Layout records
::::::

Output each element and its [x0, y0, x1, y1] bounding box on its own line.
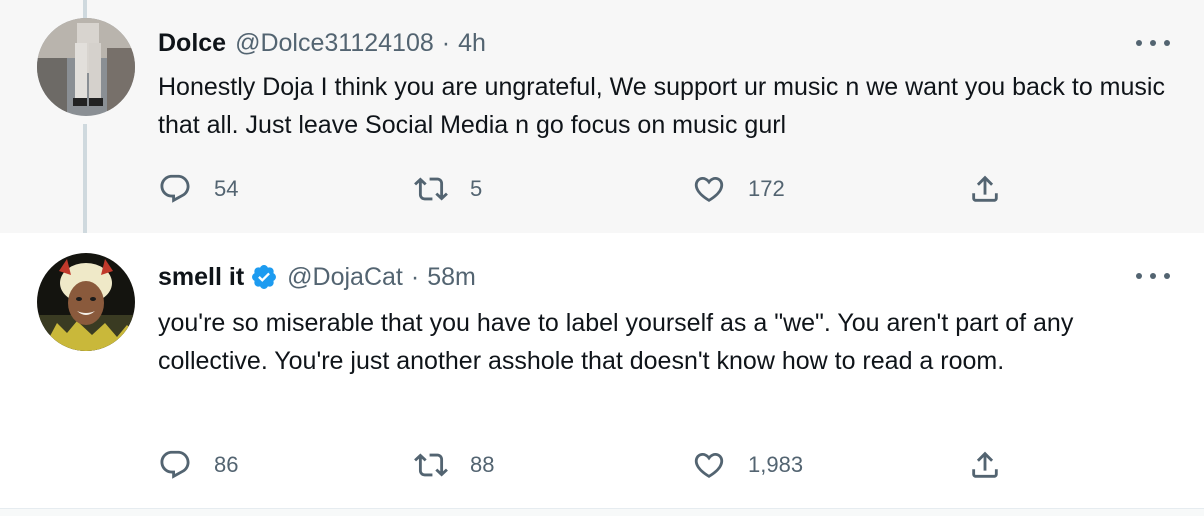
avatar[interactable]	[37, 253, 135, 351]
tweet-actions: 86 88 1,983	[158, 445, 1018, 485]
tweet[interactable]: smell it @DojaCat · 58m you're so misera…	[0, 233, 1204, 509]
tweet-text: you're so miserable that you have to lab…	[158, 309, 1074, 375]
share-button[interactable]	[968, 445, 1002, 485]
share-icon	[972, 451, 998, 478]
timestamp[interactable]: 58m	[427, 263, 476, 292]
user-handle[interactable]: @DojaCat	[287, 263, 403, 292]
separator: ·	[441, 28, 451, 57]
reply-icon	[160, 450, 190, 479]
tweet-header: Dolce @Dolce31124108 · 4h	[158, 25, 486, 61]
like-count: 1,983	[748, 452, 804, 477]
more-icon[interactable]	[1136, 35, 1170, 51]
reply-button[interactable]: 54	[158, 169, 238, 209]
retweet-count: 88	[470, 452, 495, 477]
timestamp[interactable]: 4h	[458, 29, 486, 58]
thread-connector-line	[83, 124, 87, 242]
share-icon	[972, 175, 998, 202]
retweet-icon	[414, 177, 448, 201]
tweet-actions: 54 5 172	[158, 169, 1018, 209]
user-handle[interactable]: @Dolce31124108	[235, 29, 434, 58]
tweet-header: smell it @DojaCat · 58m	[158, 259, 476, 295]
like-count: 172	[748, 176, 785, 201]
retweet-button[interactable]: 5	[414, 169, 482, 209]
like-button[interactable]: 1,983	[692, 445, 803, 485]
retweet-button[interactable]: 88	[414, 445, 494, 485]
reply-button[interactable]: 86	[158, 445, 238, 485]
tweet-text: Honestly Doja I think you are ungrateful…	[158, 73, 1165, 139]
display-name[interactable]: Dolce	[158, 29, 226, 58]
avatar[interactable]	[37, 18, 135, 116]
reply-count: 86	[214, 452, 239, 477]
display-name[interactable]: smell it	[158, 263, 244, 292]
retweet-count: 5	[470, 176, 483, 201]
share-button[interactable]	[968, 169, 1002, 209]
more-icon[interactable]	[1136, 268, 1170, 284]
like-button[interactable]: 172	[692, 169, 785, 209]
verified-badge-icon	[252, 265, 277, 289]
separator: ·	[410, 262, 420, 291]
thread-connector-line	[83, 0, 87, 18]
like-icon	[694, 452, 724, 478]
tweet[interactable]: Dolce @Dolce31124108 · 4h Honestly Doja …	[0, 0, 1204, 242]
next-section-edge	[0, 509, 1204, 516]
like-icon	[694, 176, 724, 202]
reply-count: 54	[214, 176, 239, 201]
retweet-icon	[414, 453, 448, 477]
reply-icon	[160, 174, 190, 203]
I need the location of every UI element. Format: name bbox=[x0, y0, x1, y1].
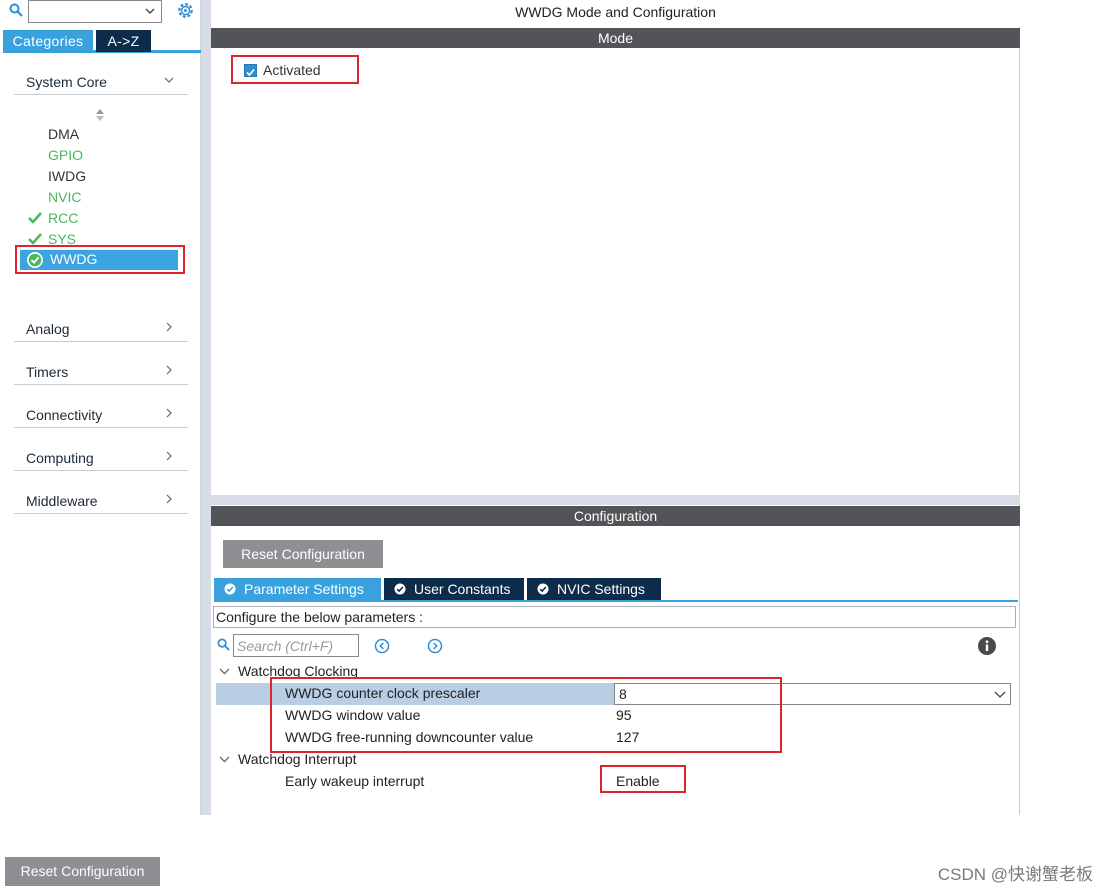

::::::

> [Exercise details]:
Copy out the data above verbatim, from the line containing "253, 135, 351]" through the line containing "tweet-actions: 54 5", both included.

> [Finished task]:
avatar[interactable]	[37, 253, 135, 351]
tweet-actions: 86 88 1,983	[158, 445, 1018, 485]
tweet[interactable]: smell it @DojaCat · 58m you're so misera…	[0, 233, 1204, 509]
tweet-text: you're so miserable that you have to lab…	[158, 309, 1074, 375]
share-button[interactable]	[968, 445, 1002, 485]
share-icon	[972, 451, 998, 478]
timestamp[interactable]: 58m	[427, 263, 476, 292]
user-handle[interactable]: @DojaCat	[287, 263, 403, 292]
separator: ·	[441, 28, 451, 57]
reply-icon	[160, 450, 190, 479]
tweet-header: Dolce @Dolce31124108 · 4h	[158, 25, 486, 61]
like-count: 1,983	[748, 452, 804, 477]
more-icon[interactable]	[1136, 35, 1170, 51]
reply-button[interactable]: 54	[158, 169, 238, 209]
retweet-count: 88	[470, 452, 495, 477]
timestamp[interactable]: 4h	[458, 29, 486, 58]
thread-connector-line	[83, 124, 87, 242]
share-icon	[972, 175, 998, 202]
retweet-icon	[414, 177, 448, 201]
tweet-actions: 54 5 172	[158, 169, 1018, 209]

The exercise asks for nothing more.